__Do this__: Locate and copy each line in the data that contains the word "Ортопедические".

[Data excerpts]
Begin

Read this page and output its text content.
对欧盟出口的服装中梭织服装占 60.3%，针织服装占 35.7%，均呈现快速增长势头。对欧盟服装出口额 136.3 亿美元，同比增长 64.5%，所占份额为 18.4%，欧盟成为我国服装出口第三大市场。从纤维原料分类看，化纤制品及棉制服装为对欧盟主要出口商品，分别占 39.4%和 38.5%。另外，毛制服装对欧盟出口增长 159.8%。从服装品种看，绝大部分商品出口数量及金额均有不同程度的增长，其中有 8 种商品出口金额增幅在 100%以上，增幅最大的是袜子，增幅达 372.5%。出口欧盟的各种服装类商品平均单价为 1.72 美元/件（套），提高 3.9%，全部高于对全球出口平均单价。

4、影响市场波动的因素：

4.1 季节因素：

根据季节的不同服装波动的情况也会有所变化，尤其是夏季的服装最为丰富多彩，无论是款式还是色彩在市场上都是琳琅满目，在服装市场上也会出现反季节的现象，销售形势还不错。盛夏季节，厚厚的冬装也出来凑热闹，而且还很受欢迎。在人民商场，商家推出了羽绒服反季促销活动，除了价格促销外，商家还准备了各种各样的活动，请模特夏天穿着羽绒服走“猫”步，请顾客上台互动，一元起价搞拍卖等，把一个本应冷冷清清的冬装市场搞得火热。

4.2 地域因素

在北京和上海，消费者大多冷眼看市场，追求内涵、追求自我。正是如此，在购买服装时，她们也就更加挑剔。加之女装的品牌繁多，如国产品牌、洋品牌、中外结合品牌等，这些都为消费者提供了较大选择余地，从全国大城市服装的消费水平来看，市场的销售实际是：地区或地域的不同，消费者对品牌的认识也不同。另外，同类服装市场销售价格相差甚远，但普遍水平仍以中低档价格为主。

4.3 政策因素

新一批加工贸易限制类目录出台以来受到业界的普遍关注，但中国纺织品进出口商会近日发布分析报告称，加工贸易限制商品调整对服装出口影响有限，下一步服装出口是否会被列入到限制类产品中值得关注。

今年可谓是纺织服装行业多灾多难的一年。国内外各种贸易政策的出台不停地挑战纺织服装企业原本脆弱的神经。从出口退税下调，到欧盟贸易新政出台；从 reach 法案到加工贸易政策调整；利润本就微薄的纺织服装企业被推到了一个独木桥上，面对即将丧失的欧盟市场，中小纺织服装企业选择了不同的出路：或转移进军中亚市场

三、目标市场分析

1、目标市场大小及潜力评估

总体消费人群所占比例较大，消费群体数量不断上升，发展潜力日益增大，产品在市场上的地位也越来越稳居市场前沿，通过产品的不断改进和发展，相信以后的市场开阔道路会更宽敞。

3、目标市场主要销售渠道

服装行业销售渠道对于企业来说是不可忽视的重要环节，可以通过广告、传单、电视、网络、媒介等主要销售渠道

End
Begin

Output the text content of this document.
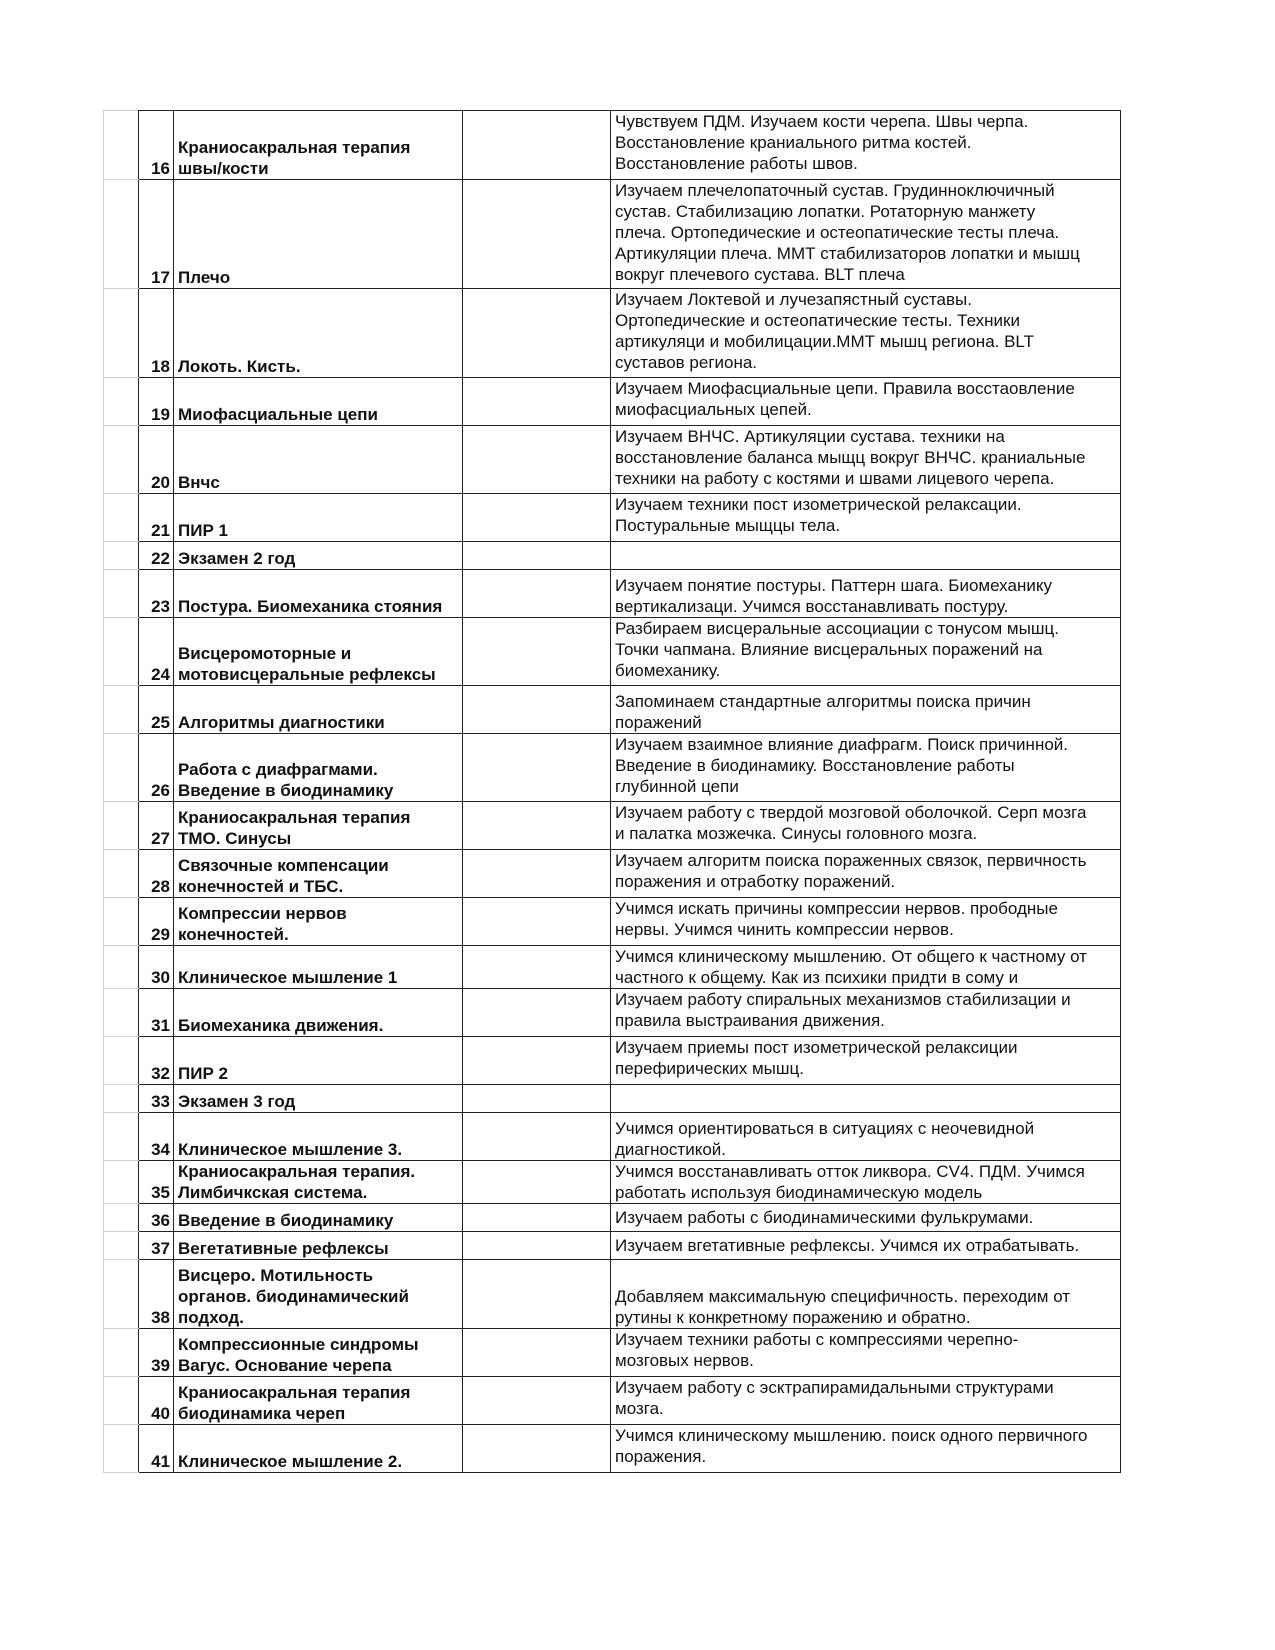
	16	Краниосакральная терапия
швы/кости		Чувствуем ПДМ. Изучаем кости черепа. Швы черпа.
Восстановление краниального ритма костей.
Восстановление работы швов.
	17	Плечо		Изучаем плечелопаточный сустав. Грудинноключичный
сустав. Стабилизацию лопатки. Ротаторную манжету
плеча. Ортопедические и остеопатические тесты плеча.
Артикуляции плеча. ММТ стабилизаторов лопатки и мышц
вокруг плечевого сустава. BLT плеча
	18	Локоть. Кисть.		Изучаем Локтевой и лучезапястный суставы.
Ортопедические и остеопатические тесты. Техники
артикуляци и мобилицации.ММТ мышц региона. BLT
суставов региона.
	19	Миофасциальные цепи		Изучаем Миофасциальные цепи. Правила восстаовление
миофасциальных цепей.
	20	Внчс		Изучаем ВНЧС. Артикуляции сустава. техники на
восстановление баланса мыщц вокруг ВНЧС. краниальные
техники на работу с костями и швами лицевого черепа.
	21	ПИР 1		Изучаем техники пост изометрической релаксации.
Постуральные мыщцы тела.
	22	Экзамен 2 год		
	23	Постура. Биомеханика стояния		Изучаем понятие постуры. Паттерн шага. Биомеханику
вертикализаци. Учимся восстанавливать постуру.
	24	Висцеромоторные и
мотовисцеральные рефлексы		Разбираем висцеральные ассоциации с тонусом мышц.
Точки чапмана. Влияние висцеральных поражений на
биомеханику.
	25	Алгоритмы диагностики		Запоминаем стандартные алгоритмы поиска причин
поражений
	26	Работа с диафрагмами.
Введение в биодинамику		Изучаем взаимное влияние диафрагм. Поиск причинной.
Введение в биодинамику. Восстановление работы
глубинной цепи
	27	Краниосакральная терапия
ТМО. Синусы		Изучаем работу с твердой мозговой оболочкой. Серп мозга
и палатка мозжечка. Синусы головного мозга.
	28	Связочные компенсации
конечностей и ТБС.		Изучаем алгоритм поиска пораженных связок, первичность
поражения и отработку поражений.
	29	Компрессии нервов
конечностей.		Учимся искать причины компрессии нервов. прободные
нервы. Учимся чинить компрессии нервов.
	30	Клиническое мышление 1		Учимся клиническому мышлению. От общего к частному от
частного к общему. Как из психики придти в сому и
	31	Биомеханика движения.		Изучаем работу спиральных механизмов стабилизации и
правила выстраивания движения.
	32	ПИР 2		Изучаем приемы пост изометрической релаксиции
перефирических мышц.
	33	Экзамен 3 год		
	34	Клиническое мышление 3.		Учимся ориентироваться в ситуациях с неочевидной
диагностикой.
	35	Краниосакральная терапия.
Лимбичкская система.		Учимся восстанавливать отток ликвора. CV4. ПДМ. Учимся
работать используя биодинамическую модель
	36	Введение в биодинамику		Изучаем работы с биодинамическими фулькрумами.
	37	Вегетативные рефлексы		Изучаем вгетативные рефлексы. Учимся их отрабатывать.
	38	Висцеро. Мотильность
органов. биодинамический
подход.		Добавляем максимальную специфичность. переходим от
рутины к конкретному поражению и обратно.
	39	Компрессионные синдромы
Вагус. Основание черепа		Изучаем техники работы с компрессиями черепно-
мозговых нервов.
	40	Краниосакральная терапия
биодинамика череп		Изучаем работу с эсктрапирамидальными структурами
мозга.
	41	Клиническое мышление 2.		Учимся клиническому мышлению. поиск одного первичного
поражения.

End
Begin

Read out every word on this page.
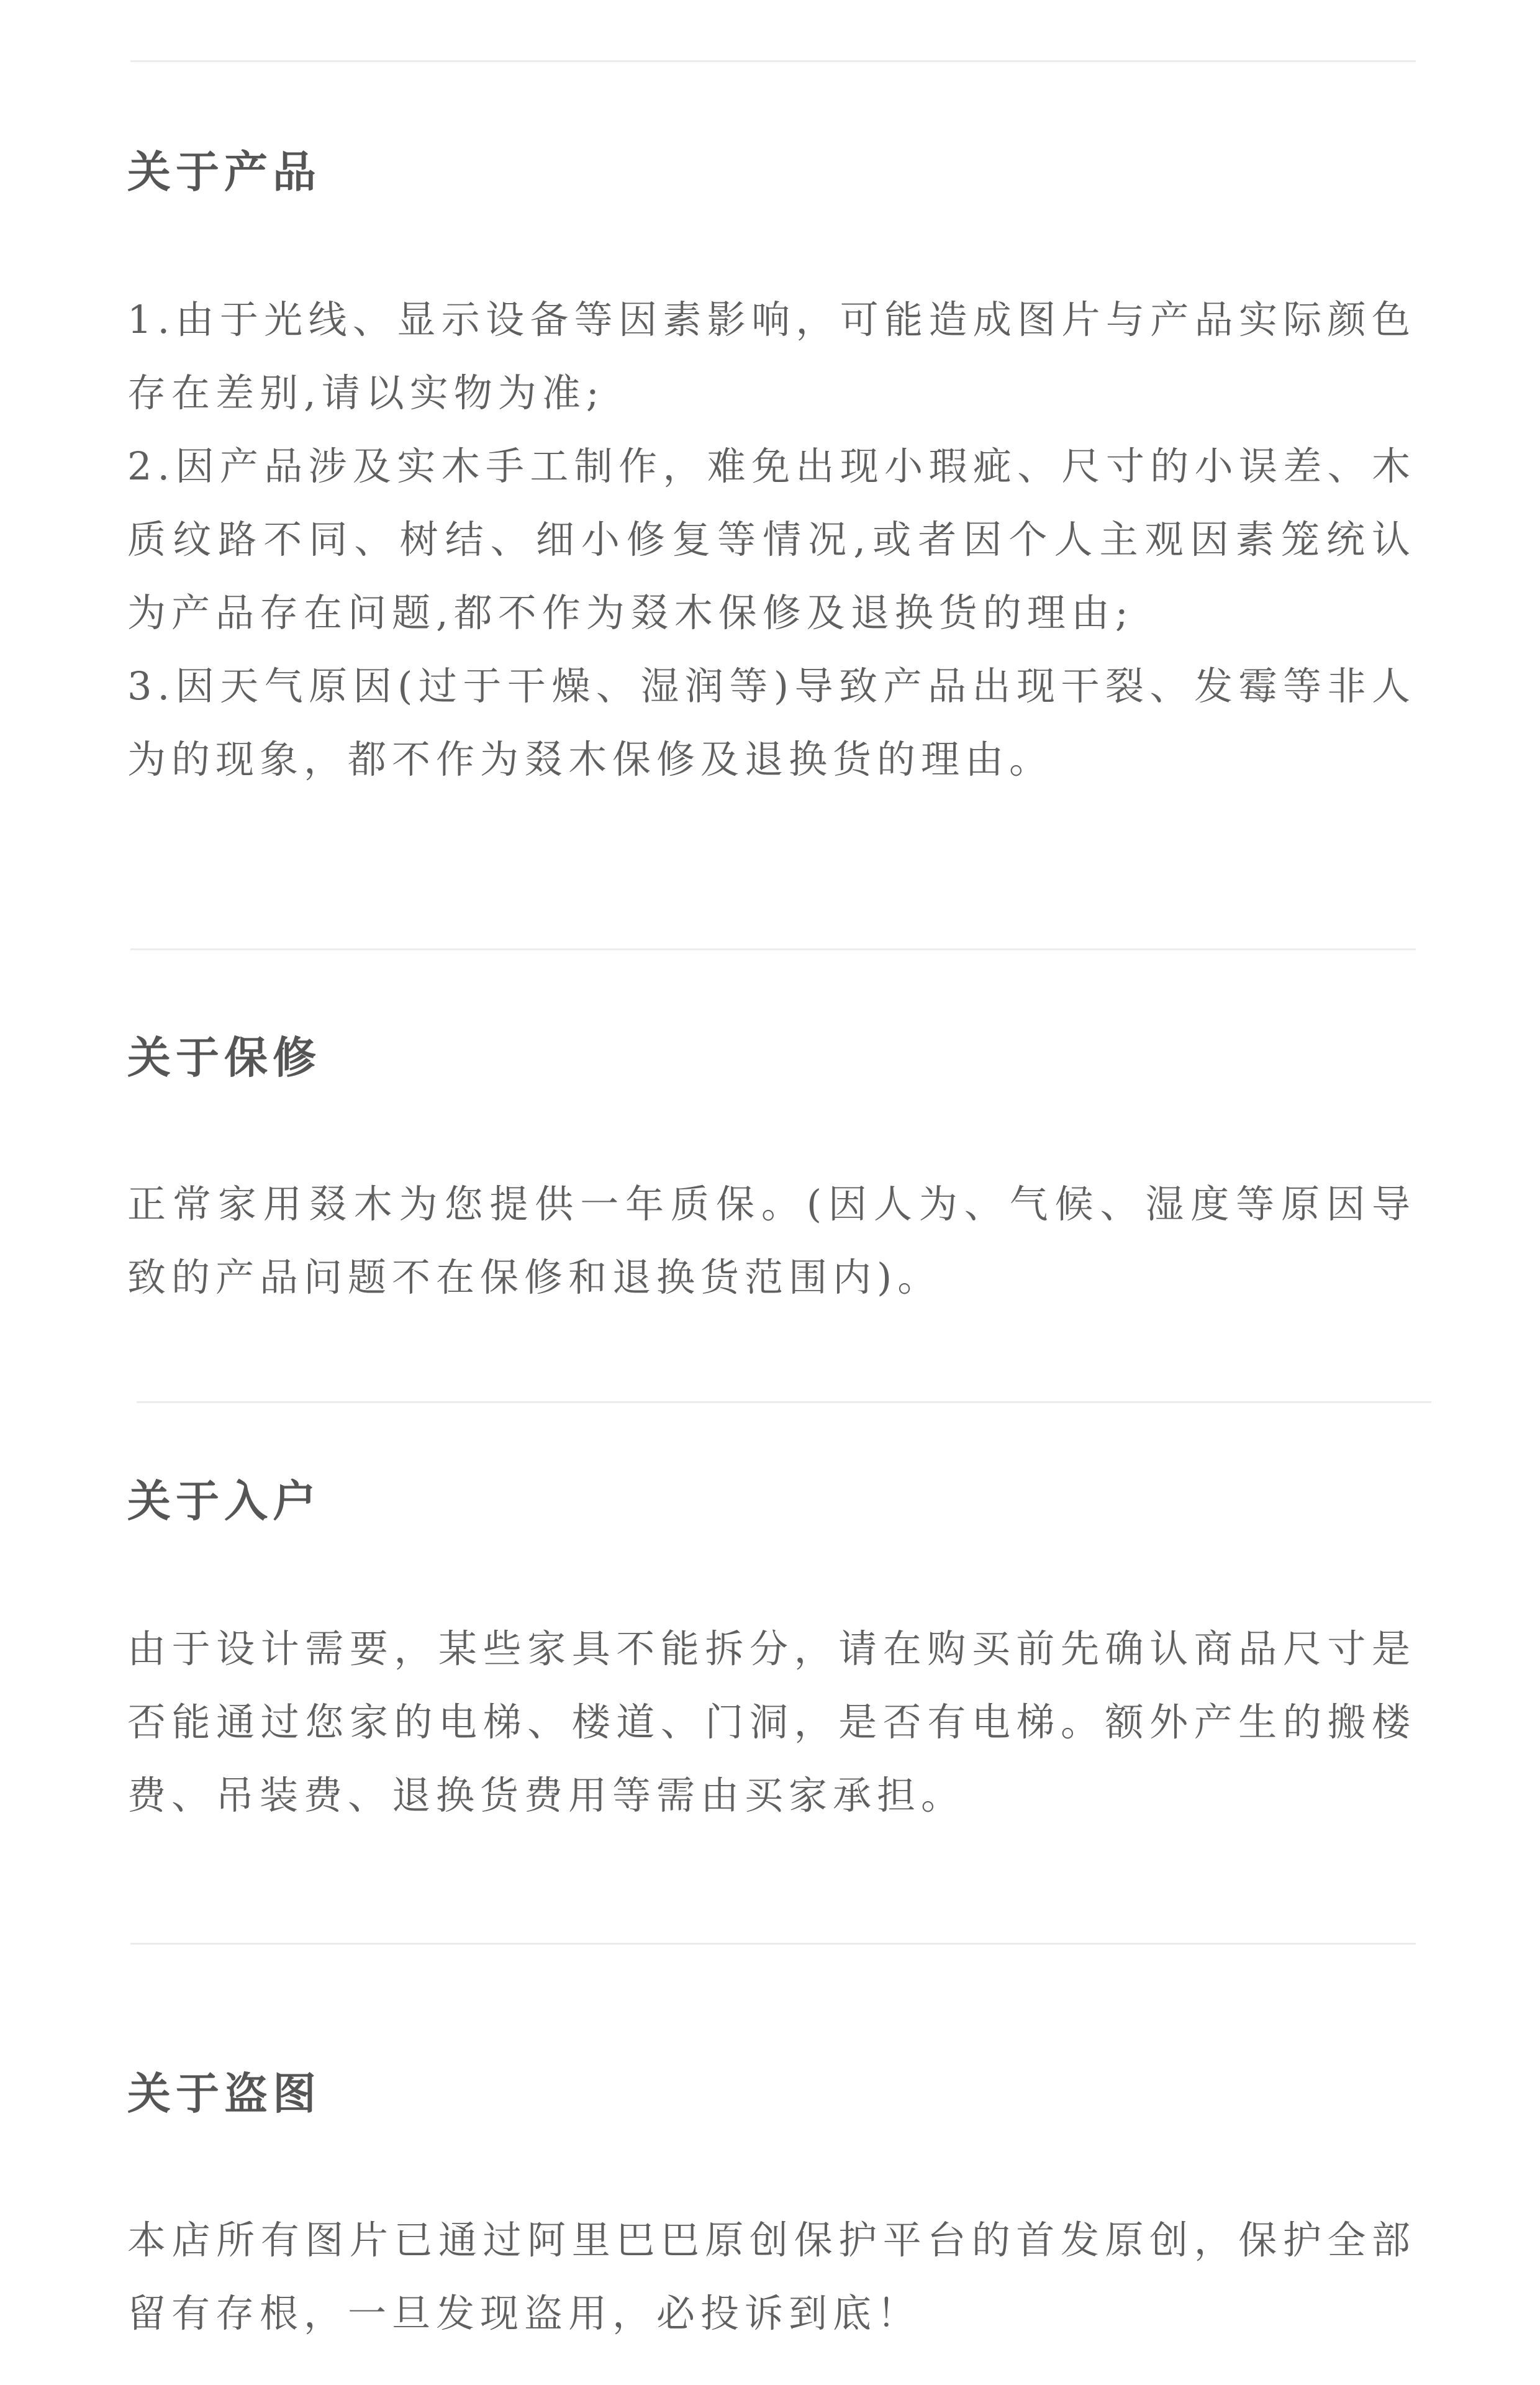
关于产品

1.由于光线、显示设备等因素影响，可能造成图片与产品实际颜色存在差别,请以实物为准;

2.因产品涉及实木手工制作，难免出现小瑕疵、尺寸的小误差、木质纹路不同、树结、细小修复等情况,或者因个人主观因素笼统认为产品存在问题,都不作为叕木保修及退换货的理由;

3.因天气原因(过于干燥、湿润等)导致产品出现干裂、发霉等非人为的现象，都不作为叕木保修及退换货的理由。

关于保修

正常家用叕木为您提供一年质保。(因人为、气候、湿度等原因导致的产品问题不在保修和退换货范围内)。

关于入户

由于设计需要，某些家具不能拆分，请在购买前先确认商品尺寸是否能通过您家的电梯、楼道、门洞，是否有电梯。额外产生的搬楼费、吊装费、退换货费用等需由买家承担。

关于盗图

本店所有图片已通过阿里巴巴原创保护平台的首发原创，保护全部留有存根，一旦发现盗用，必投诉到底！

End

__Correct result__:
плеча. Ортопедические и остеопатические тесты плеча.
Ортопедические и остеопатические тесты. Техники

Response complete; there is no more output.